Do this ▸ Reproduce every record exactly as it appears, but not the pictures.

Entries ▸
▼

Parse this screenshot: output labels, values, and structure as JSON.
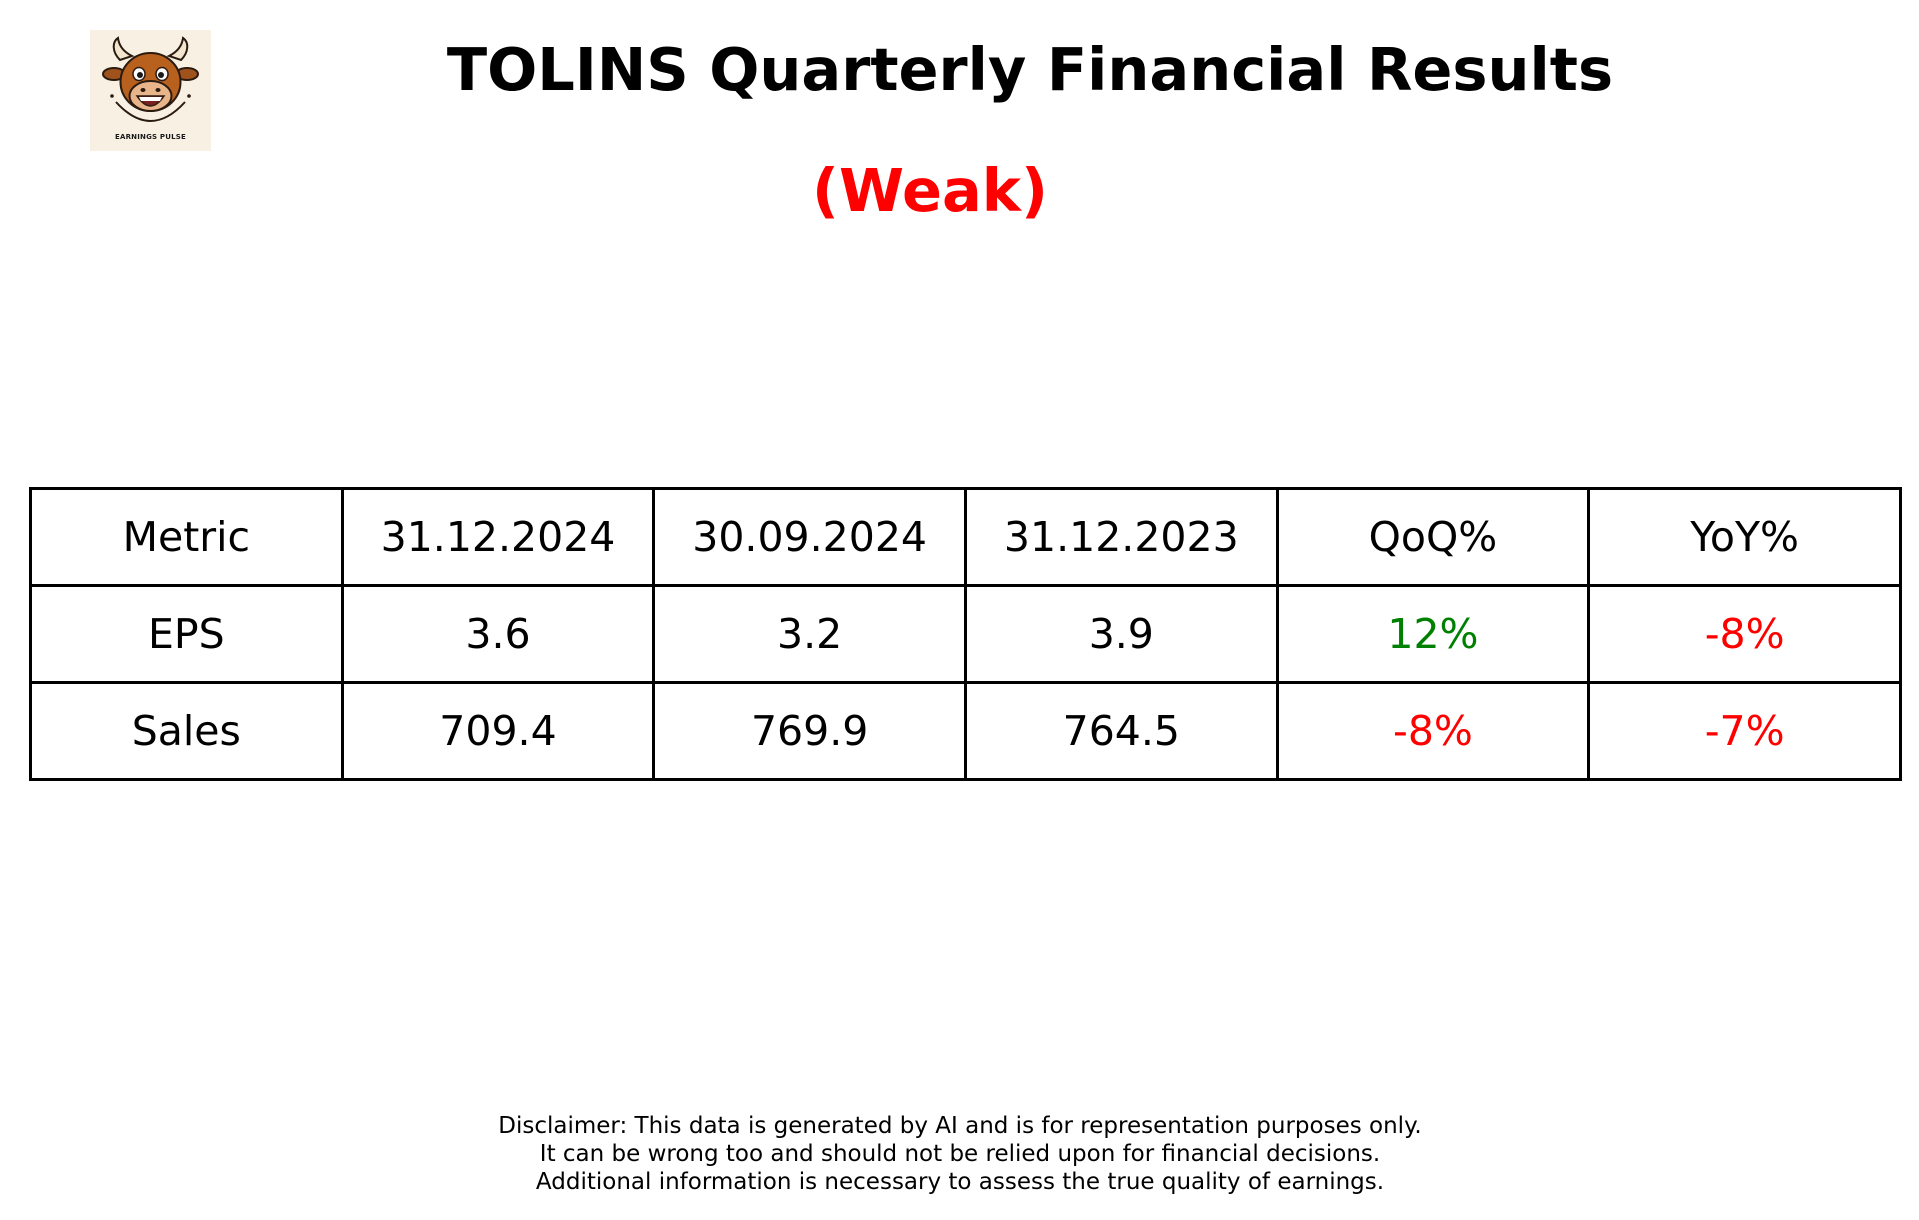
{
  "logo": {
    "icon": "bull-mascot-icon",
    "caption": "EARNINGS PULSE"
  },
  "header": {
    "title": "TOLINS Quarterly Financial Results",
    "verdict": "(Weak)",
    "verdict_color": "#ff0000"
  },
  "chart_data": {
    "type": "table",
    "columns": [
      "Metric",
      "31.12.2024",
      "30.09.2024",
      "31.12.2023",
      "QoQ%",
      "YoY%"
    ],
    "rows": [
      {
        "cells": [
          "EPS",
          "3.6",
          "3.2",
          "3.9",
          "12%",
          "-8%"
        ],
        "colors": [
          "#000000",
          "#000000",
          "#000000",
          "#000000",
          "#008000",
          "#ff0000"
        ]
      },
      {
        "cells": [
          "Sales",
          "709.4",
          "769.9",
          "764.5",
          "-8%",
          "-7%"
        ],
        "colors": [
          "#000000",
          "#000000",
          "#000000",
          "#000000",
          "#ff0000",
          "#ff0000"
        ]
      }
    ]
  },
  "disclaimer": {
    "lines": [
      "Disclaimer: This data is generated by AI and is for representation purposes only.",
      "It can be wrong too and should not be relied upon for financial decisions.",
      "Additional information is necessary to assess the true quality of earnings."
    ]
  }
}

▲

Answer for this exercise ▸
Parse this screenshot: output labels, values, and structure as JSON.
{
  "logo": {
    "icon": "bull-mascot-icon",
    "caption": "EARNINGS PULSE"
  },
  "header": {
    "title": "TOLINS Quarterly Financial Results",
    "verdict": "(Weak)",
    "verdict_color": "#ff0000"
  },
  "chart_data": {
    "type": "table",
    "columns": [
      "Metric",
      "31.12.2024",
      "30.09.2024",
      "31.12.2023",
      "QoQ%",
      "YoY%"
    ],
    "rows": [
      {
        "cells": [
          "EPS",
          "3.6",
          "3.2",
          "3.9",
          "12%",
          "-8%"
        ],
        "colors": [
          "#000000",
          "#000000",
          "#000000",
          "#000000",
          "#008000",
          "#ff0000"
        ]
      },
      {
        "cells": [
          "Sales",
          "709.4",
          "769.9",
          "764.5",
          "-8%",
          "-7%"
        ],
        "colors": [
          "#000000",
          "#000000",
          "#000000",
          "#000000",
          "#ff0000",
          "#ff0000"
        ]
      }
    ]
  },
  "disclaimer": {
    "lines": [
      "Disclaimer: This data is generated by AI and is for representation purposes only.",
      "It can be wrong too and should not be relied upon for financial decisions.",
      "Additional information is necessary to assess the true quality of earnings."
    ]
  }
}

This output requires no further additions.